--- Exercise instructions ---
Below are the records; how many of their lines contain "einer"? Reply only with that figure.

----- Data shown -----

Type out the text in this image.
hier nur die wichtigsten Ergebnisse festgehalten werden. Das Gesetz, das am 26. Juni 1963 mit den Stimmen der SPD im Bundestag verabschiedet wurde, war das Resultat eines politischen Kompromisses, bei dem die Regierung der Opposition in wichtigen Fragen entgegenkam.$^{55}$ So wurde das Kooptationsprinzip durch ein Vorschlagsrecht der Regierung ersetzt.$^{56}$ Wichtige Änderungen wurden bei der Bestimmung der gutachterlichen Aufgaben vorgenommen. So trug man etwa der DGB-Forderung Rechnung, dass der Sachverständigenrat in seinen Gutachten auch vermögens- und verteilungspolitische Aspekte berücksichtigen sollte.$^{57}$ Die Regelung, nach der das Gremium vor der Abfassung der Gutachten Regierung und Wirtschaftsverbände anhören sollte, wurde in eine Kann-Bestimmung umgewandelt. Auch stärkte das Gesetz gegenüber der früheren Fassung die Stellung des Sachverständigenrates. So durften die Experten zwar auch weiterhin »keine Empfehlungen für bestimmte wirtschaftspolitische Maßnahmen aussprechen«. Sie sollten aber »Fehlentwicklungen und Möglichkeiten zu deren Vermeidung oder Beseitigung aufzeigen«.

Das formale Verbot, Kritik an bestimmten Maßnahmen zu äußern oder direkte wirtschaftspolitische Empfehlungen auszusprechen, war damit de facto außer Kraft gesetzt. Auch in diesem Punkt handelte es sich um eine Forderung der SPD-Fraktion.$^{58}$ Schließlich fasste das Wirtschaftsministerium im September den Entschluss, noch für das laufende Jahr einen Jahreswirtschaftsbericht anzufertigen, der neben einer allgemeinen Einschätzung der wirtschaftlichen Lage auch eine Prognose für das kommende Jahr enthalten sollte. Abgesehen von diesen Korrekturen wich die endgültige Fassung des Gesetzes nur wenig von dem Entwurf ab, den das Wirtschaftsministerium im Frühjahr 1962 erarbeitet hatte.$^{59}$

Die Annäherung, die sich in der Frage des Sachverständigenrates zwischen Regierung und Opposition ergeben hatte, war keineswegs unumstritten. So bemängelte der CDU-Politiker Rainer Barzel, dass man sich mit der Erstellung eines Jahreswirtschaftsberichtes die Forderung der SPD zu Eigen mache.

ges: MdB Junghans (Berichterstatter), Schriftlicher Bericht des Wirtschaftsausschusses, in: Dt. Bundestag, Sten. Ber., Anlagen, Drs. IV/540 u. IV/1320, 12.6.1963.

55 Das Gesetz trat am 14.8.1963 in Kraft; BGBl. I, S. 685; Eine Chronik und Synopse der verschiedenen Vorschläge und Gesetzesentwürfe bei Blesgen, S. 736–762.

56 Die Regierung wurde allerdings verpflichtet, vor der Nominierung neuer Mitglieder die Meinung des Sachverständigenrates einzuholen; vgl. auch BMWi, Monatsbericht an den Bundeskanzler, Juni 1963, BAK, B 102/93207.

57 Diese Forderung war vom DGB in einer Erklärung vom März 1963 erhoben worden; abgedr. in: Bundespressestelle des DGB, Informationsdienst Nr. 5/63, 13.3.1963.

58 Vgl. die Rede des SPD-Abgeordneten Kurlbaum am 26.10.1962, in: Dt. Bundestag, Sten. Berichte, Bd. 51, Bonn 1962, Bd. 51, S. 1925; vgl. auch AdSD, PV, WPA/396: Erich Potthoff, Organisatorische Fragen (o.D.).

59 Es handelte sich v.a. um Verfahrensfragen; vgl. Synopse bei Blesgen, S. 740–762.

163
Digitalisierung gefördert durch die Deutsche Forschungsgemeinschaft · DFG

-----

--- Exercise answer ---
2